Rows from a dataset:
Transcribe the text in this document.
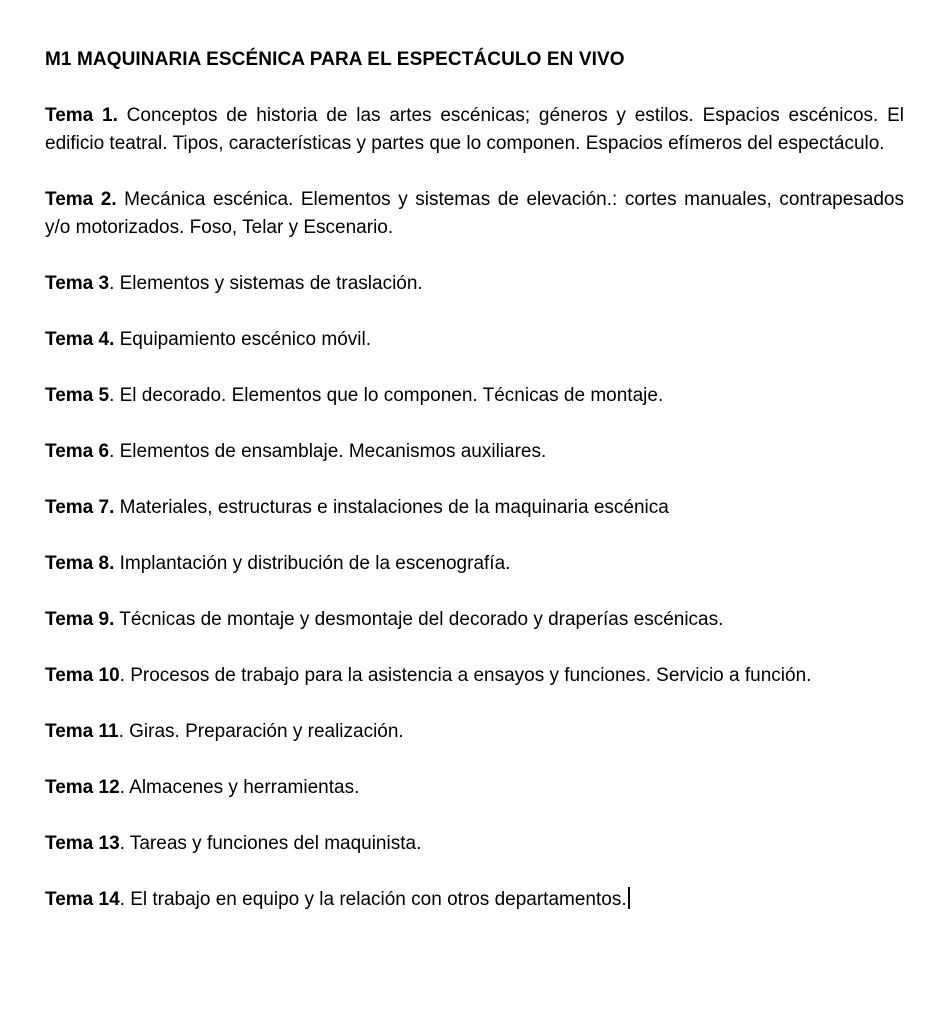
M1 MAQUINARIA ESCÉNICA PARA EL ESPECTÁCULO EN VIVO

Tema 1. Conceptos de historia de las artes escénicas; géneros y estilos. Espacios escénicos. El edificio teatral. Tipos, características y partes que lo componen. Espacios efímeros del espectáculo.

Tema 2. Mecánica escénica. Elementos y sistemas de elevación.: cortes manuales, contrapesados y/o motorizados. Foso, Telar y Escenario.

Tema 3. Elementos y sistemas de traslación.

Tema 4. Equipamiento escénico móvil.

Tema 5. El decorado. Elementos que lo componen. Técnicas de montaje.

Tema 6. Elementos de ensamblaje. Mecanismos auxiliares.

Tema 7. Materiales, estructuras e instalaciones de la maquinaria escénica

Tema 8. Implantación y distribución de la escenografía.

Tema 9. Técnicas de montaje y desmontaje del decorado y draperías escénicas.

Tema 10. Procesos de trabajo para la asistencia a ensayos y funciones. Servicio a función.

Tema 11. Giras. Preparación y realización.

Tema 12. Almacenes y herramientas.

Tema 13. Tareas y funciones del maquinista.

Tema 14. El trabajo en equipo y la relación con otros departamentos.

__The exercise__: Would you return the data exactly as written, without the pictures?

__Reply to the task__:
Transcribe the text in this document.
M1 MAQUINARIA ESCÉNICA PARA EL ESPECTÁCULO EN VIVO

Tema 1. Conceptos de historia de las artes escénicas; géneros y estilos. Espacios escénicos. El edificio teatral. Tipos, características y partes que lo componen. Espacios efímeros del espectáculo.

Tema 2. Mecánica escénica. Elementos y sistemas de elevación.: cortes manuales, contrapesados y/o motorizados. Foso, Telar y Escenario.

Tema 3. Elementos y sistemas de traslación.

Tema 4. Equipamiento escénico móvil.

Tema 5. El decorado. Elementos que lo componen. Técnicas de montaje.

Tema 6. Elementos de ensamblaje. Mecanismos auxiliares.

Tema 7. Materiales, estructuras e instalaciones de la maquinaria escénica

Tema 8. Implantación y distribución de la escenografía.

Tema 9. Técnicas de montaje y desmontaje del decorado y draperías escénicas.

Tema 10. Procesos de trabajo para la asistencia a ensayos y funciones. Servicio a función.

Tema 11. Giras. Preparación y realización.

Tema 12. Almacenes y herramientas.

Tema 13. Tareas y funciones del maquinista.

Tema 14. El trabajo en equipo y la relación con otros departamentos.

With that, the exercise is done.